## Records provided
---------------

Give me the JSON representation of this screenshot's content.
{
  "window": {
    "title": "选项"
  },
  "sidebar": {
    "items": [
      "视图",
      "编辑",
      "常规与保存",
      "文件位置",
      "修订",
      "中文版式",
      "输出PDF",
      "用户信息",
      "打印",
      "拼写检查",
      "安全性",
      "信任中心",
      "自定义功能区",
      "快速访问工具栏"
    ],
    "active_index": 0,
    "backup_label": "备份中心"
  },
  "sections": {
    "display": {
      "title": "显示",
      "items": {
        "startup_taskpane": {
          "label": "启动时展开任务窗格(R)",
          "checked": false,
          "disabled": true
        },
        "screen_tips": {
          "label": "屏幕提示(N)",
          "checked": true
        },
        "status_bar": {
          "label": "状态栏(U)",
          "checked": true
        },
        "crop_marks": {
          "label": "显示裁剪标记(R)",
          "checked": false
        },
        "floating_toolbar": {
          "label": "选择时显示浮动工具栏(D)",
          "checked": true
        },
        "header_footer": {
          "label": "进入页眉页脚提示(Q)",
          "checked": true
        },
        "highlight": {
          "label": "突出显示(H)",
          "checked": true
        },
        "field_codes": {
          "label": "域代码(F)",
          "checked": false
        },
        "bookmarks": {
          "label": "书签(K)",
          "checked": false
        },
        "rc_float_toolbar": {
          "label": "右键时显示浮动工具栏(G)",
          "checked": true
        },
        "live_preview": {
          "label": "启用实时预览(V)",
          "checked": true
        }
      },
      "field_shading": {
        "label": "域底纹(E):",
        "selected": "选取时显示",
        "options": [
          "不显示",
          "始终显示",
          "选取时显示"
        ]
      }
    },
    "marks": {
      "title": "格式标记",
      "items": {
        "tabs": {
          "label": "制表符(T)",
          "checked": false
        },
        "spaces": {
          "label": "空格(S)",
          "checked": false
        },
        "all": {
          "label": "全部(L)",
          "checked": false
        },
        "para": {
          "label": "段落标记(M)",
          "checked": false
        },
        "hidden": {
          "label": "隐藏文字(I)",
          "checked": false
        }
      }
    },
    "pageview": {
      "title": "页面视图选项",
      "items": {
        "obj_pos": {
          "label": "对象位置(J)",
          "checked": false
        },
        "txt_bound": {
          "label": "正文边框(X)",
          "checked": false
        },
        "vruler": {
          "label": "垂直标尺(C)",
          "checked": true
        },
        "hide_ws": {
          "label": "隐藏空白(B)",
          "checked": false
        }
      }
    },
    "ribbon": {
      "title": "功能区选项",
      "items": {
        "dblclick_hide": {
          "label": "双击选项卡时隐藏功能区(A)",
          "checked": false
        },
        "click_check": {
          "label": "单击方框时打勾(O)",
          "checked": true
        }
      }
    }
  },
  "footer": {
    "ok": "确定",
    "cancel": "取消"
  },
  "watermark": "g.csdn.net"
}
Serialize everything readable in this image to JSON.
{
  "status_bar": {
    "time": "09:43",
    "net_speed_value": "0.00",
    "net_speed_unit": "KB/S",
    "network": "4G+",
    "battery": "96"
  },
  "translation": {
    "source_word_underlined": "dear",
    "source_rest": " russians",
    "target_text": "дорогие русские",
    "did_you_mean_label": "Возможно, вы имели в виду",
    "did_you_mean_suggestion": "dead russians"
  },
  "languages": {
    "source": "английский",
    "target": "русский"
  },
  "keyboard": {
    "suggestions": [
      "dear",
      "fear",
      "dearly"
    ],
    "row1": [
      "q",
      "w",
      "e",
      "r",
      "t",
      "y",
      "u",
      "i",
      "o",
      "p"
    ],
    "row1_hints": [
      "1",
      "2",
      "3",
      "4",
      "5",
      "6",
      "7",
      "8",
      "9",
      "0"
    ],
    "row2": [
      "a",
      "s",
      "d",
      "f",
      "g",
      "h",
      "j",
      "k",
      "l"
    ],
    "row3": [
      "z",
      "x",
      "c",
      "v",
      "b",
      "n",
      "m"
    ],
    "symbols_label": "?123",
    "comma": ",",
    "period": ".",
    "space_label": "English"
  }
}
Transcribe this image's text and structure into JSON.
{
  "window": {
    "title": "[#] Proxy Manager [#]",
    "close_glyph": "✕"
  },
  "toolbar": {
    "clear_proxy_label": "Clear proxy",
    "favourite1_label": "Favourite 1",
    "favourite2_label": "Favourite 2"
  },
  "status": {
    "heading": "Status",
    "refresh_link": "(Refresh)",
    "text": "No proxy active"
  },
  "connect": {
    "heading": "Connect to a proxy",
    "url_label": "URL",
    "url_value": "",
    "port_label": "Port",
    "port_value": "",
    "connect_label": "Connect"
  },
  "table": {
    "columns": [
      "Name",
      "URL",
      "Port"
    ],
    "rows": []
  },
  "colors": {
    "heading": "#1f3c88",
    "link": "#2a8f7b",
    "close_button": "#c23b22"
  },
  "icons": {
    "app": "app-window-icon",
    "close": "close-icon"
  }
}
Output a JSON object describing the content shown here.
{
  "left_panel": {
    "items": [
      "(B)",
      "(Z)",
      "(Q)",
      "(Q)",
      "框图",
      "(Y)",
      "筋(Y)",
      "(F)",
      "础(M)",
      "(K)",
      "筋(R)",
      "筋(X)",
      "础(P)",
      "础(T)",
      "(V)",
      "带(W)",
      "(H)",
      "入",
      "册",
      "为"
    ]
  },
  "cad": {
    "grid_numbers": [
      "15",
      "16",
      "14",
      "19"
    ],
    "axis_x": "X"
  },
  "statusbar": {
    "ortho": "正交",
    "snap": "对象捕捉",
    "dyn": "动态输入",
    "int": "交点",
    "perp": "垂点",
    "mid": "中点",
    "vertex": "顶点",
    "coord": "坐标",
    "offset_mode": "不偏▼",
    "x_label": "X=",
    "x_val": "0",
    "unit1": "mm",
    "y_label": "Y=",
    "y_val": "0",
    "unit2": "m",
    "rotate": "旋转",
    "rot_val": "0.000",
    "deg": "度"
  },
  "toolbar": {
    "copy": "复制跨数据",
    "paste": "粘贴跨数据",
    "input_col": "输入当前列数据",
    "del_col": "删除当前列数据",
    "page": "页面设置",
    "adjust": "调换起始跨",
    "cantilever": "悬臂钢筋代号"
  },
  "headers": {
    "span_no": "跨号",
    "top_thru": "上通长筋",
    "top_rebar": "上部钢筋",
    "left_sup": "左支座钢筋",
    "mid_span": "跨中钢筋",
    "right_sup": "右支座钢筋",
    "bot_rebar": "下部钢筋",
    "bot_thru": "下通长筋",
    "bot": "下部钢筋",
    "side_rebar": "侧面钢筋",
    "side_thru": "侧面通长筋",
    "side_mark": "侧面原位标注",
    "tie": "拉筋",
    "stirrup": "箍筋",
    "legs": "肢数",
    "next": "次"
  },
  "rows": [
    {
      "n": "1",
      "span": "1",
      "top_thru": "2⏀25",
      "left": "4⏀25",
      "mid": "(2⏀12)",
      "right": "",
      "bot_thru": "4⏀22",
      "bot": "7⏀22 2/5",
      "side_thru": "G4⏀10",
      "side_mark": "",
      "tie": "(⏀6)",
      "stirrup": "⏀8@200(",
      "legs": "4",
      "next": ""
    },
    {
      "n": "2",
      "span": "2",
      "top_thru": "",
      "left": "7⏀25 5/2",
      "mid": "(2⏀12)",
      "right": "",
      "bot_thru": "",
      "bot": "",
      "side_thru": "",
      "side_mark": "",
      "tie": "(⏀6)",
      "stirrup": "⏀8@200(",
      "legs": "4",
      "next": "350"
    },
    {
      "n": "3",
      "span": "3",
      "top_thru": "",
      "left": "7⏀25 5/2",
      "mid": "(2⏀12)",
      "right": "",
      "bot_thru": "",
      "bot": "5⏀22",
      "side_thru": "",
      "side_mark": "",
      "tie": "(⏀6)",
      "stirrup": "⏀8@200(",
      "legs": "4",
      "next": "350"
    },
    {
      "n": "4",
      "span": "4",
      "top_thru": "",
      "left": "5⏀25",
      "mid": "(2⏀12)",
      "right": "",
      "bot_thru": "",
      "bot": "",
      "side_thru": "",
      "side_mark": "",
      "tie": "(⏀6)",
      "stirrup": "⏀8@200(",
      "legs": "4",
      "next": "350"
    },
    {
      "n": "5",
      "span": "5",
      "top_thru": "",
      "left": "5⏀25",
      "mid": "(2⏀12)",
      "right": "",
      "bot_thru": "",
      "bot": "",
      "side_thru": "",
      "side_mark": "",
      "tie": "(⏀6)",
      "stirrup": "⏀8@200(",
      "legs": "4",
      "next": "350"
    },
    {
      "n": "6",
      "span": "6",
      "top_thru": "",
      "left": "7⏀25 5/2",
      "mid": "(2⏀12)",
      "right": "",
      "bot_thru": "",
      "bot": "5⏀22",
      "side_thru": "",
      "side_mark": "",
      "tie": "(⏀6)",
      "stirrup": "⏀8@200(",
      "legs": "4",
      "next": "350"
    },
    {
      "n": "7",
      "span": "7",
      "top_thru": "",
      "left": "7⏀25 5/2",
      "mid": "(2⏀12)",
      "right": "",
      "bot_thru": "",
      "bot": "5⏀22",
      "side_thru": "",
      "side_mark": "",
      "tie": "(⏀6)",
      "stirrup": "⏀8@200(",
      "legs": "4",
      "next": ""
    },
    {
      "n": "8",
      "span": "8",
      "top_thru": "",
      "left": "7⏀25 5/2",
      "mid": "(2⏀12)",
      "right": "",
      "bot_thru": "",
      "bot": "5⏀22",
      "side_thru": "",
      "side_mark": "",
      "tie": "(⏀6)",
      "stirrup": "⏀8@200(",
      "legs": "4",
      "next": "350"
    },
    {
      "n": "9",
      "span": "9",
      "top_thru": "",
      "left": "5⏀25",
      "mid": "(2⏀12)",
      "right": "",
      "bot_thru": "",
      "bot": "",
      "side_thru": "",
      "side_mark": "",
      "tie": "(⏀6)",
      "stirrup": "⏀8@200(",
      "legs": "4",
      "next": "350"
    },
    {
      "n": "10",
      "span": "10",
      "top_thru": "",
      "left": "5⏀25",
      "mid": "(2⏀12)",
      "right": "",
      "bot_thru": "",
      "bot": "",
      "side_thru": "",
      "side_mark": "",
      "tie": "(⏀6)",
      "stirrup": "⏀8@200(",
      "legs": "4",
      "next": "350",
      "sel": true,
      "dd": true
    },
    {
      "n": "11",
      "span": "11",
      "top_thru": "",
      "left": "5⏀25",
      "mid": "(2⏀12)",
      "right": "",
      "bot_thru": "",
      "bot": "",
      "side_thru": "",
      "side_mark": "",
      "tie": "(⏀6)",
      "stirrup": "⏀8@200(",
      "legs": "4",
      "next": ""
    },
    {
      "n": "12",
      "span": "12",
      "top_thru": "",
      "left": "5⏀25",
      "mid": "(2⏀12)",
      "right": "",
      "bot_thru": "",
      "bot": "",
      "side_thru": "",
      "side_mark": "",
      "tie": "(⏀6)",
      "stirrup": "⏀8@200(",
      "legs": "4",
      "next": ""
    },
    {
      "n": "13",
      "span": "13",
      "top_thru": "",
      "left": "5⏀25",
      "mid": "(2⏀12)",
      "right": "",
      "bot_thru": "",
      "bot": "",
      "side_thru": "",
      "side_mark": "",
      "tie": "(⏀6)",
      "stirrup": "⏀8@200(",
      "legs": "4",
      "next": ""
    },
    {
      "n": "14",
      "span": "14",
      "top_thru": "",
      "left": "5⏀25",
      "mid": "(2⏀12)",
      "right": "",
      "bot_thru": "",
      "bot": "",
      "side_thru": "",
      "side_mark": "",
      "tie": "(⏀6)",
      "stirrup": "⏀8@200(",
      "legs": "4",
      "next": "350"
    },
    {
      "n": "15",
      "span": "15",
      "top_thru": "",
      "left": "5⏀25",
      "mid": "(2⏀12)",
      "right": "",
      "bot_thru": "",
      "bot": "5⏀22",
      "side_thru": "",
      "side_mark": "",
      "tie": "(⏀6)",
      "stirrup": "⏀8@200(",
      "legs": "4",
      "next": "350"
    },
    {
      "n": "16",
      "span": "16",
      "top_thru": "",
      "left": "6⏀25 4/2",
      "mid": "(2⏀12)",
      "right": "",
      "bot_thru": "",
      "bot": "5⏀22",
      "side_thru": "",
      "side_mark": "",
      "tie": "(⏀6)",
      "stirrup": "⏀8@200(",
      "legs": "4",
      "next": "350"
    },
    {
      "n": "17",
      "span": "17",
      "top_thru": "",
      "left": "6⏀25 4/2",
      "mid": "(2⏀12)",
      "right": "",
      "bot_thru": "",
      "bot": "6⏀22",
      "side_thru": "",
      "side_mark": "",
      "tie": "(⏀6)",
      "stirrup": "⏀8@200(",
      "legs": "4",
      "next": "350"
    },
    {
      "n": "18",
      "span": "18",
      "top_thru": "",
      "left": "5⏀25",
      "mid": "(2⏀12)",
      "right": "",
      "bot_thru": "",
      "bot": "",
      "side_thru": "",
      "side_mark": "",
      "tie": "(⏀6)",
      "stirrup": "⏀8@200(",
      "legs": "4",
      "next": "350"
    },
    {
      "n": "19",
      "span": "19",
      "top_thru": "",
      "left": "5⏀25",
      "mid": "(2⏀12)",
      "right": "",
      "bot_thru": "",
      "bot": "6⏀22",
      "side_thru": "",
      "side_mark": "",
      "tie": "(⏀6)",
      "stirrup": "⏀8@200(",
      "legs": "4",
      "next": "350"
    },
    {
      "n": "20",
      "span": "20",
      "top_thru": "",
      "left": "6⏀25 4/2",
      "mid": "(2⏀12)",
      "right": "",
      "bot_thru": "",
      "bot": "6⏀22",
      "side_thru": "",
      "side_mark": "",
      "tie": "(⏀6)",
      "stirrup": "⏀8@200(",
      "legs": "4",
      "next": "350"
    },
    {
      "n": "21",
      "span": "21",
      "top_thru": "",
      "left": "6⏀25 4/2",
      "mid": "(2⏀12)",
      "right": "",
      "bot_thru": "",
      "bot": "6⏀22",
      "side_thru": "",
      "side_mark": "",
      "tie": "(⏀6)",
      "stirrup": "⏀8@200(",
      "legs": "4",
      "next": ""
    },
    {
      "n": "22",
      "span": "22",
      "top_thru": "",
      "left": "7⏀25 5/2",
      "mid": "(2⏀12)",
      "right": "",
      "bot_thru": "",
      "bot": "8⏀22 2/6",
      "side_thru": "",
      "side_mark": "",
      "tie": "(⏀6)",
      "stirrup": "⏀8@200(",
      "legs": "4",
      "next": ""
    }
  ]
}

---------------

Pick out and copy the lines of the material that include the word "JSON".

Give me the JSON representation of this screenshot's content.
Serialize everything readable in this image to JSON.
Transcribe this image's text and structure into JSON.
Output a JSON object describing the content shown here.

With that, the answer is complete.